◆ **Written request**: Reproduce every line of the items below verbatim, with no changes.

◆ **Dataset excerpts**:
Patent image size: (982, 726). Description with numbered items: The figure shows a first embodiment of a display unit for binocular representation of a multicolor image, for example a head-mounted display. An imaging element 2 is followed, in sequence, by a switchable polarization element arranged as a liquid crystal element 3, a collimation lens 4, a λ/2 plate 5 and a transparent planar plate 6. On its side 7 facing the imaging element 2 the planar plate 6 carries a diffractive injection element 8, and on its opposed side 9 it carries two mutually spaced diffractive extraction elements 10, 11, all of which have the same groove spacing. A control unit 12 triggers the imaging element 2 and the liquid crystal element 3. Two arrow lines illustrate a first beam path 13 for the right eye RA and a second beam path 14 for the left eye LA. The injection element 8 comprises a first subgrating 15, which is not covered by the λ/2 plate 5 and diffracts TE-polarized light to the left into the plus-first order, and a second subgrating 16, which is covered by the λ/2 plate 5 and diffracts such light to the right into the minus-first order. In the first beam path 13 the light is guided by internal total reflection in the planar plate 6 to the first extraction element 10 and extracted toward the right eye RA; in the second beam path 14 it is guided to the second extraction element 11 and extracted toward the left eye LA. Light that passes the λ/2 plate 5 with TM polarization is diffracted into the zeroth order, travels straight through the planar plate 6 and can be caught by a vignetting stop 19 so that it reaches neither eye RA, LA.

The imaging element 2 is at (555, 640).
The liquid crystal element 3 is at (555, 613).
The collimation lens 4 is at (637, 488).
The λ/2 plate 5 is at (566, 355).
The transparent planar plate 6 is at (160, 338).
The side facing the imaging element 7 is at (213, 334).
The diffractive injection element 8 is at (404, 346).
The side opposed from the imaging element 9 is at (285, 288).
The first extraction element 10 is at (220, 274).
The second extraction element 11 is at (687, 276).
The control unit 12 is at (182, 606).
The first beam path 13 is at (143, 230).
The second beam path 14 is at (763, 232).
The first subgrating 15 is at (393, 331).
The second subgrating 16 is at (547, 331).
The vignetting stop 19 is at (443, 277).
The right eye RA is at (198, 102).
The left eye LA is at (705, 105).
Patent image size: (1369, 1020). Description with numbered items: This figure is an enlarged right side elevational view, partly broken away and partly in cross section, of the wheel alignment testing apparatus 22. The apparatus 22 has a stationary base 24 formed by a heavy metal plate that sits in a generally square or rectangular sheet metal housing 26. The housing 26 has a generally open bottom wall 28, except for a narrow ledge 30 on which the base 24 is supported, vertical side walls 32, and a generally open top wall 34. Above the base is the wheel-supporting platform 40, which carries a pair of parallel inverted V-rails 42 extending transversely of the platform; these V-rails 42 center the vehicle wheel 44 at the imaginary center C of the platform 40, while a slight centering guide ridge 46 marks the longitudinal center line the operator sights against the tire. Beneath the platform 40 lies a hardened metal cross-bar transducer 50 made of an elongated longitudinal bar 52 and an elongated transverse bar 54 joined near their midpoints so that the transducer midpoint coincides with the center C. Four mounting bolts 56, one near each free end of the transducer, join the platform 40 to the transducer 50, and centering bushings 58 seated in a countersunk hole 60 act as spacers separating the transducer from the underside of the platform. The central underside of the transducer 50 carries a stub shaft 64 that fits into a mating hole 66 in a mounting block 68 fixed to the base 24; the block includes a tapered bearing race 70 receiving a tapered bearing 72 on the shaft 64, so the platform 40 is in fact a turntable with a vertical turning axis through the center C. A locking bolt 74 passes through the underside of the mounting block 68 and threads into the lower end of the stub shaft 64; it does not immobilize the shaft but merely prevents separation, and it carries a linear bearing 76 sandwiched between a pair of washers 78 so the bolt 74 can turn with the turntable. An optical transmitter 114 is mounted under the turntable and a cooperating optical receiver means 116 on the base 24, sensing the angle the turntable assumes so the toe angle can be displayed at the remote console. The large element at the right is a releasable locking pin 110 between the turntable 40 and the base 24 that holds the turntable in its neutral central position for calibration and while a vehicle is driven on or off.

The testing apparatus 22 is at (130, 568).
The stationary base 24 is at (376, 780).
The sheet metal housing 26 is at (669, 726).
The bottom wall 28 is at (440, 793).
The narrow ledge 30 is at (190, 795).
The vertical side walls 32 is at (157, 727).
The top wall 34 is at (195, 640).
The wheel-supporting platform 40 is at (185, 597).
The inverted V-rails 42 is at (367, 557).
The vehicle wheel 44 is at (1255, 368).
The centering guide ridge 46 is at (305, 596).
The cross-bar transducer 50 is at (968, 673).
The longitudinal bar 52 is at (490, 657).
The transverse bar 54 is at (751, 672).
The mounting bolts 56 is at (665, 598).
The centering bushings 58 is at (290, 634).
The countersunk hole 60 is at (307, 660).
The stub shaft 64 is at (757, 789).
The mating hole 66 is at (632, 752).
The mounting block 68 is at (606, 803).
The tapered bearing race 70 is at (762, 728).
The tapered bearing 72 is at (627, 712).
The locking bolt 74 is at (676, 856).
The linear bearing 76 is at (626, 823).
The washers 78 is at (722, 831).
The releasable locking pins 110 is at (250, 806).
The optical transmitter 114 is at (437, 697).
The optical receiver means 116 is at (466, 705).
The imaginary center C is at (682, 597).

◆ **Written response**:
Patent image size: (982, 726). Description with numbered items: The figure shows a first embodiment of a display unit for binocular representation of a multicolor image, for example a head-mounted display. An imaging element 2 is followed, in sequence, by a switchable polarization element arranged as a liquid crystal element 3, a collimation lens 4, a λ/2 plate 5 and a transparent planar plate 6. On its side 7 facing the imaging element 2 the planar plate 6 carries a diffractive injection element 8, and on its opposed side 9 it carries two mutually spaced diffractive extraction elements 10, 11, all of which have the same groove spacing. A control unit 12 triggers the imaging element 2 and the liquid crystal element 3. Two arrow lines illustrate a first beam path 13 for the right eye RA and a second beam path 14 for the left eye LA. The injection element 8 comprises a first subgrating 15, which is not covered by the λ/2 plate 5 and diffracts TE-polarized light to the left into the plus-first order, and a second subgrating 16, which is covered by the λ/2 plate 5 and diffracts such light to the right into the minus-first order. In the first beam path 13 the light is guided by internal total reflection in the planar plate 6 to the first extraction element 10 and extracted toward the right eye RA; in the second beam path 14 it is guided to the second extraction element 11 and extracted toward the left eye LA. Light that passes the λ/2 plate 5 with TM polarization is diffracted into the zeroth order, travels straight through the planar plate 6 and can be caught by a vignetting stop 19 so that it reaches neither eye RA, LA.

The imaging element 2 is at (555, 640).
The liquid crystal element 3 is at (555, 613).
The collimation lens 4 is at (637, 488).
The λ/2 plate 5 is at (566, 355).
The transparent planar plate 6 is at (160, 338).
The side facing the imaging element 7 is at (213, 334).
The diffractive injection element 8 is at (404, 346).
The side opposed from the imaging element 9 is at (285, 288).
The first extraction element 10 is at (220, 274).
The second extraction element 11 is at (687, 276).
The control unit 12 is at (182, 606).
The first beam path 13 is at (143, 230).
The second beam path 14 is at (763, 232).
The first subgrating 15 is at (393, 331).
The second subgrating 16 is at (547, 331).
The vignetting stop 19 is at (443, 277).
The right eye RA is at (198, 102).
The left eye LA is at (705, 105).
Patent image size: (1369, 1020). Description with numbered items: This figure is an enlarged right side elevational view, partly broken away and partly in cross section, of the wheel alignment testing apparatus 22. The apparatus 22 has a stationary base 24 formed by a heavy metal plate that sits in a generally square or rectangular sheet metal housing 26. The housing 26 has a generally open bottom wall 28, except for a narrow ledge 30 on which the base 24 is supported, vertical side walls 32, and a generally open top wall 34. Above the base is the wheel-supporting platform 40, which carries a pair of parallel inverted V-rails 42 extending transversely of the platform; these V-rails 42 center the vehicle wheel 44 at the imaginary center C of the platform 40, while a slight centering guide ridge 46 marks the longitudinal center line the operator sights against the tire. Beneath the platform 40 lies a hardened metal cross-bar transducer 50 made of an elongated longitudinal bar 52 and an elongated transverse bar 54 joined near their midpoints so that the transducer midpoint coincides with the center C. Four mounting bolts 56, one near each free end of the transducer, join the platform 40 to the transducer 50, and centering bushings 58 seated in a countersunk hole 60 act as spacers separating the transducer from the underside of the platform. The central underside of the transducer 50 carries a stub shaft 64 that fits into a mating hole 66 in a mounting block 68 fixed to the base 24; the block includes a tapered bearing race 70 receiving a tapered bearing 72 on the shaft 64, so the platform 40 is in fact a turntable with a vertical turning axis through the center C. A locking bolt 74 passes through the underside of the mounting block 68 and threads into the lower end of the stub shaft 64; it does not immobilize the shaft but merely prevents separation, and it carries a linear bearing 76 sandwiched between a pair of washers 78 so the bolt 74 can turn with the turntable. An optical transmitter 114 is mounted under the turntable and a cooperating optical receiver means 116 on the base 24, sensing the angle the turntable assumes so the toe angle can be displayed at the remote console. The large element at the right is a releasable locking pin 110 between the turntable 40 and the base 24 that holds the turntable in its neutral central position for calibration and while a vehicle is driven on or off.

The testing apparatus 22 is at (130, 568).
The stationary base 24 is at (376, 780).
The sheet metal housing 26 is at (669, 726).
The bottom wall 28 is at (440, 793).
The narrow ledge 30 is at (190, 795).
The vertical side walls 32 is at (157, 727).
The top wall 34 is at (195, 640).
The wheel-supporting platform 40 is at (185, 597).
The inverted V-rails 42 is at (367, 557).
The vehicle wheel 44 is at (1255, 368).
The centering guide ridge 46 is at (305, 596).
The cross-bar transducer 50 is at (968, 673).
The longitudinal bar 52 is at (490, 657).
The transverse bar 54 is at (751, 672).
The mounting bolts 56 is at (665, 598).
The centering bushings 58 is at (290, 634).
The countersunk hole 60 is at (307, 660).
The stub shaft 64 is at (757, 789).
The mating hole 66 is at (632, 752).
The mounting block 68 is at (606, 803).
The tapered bearing race 70 is at (762, 728).
The tapered bearing 72 is at (627, 712).
The locking bolt 74 is at (676, 856).
The linear bearing 76 is at (626, 823).
The washers 78 is at (722, 831).
The releasable locking pins 110 is at (250, 806).
The optical transmitter 114 is at (437, 697).
The optical receiver means 116 is at (466, 705).
The imaginary center C is at (682, 597).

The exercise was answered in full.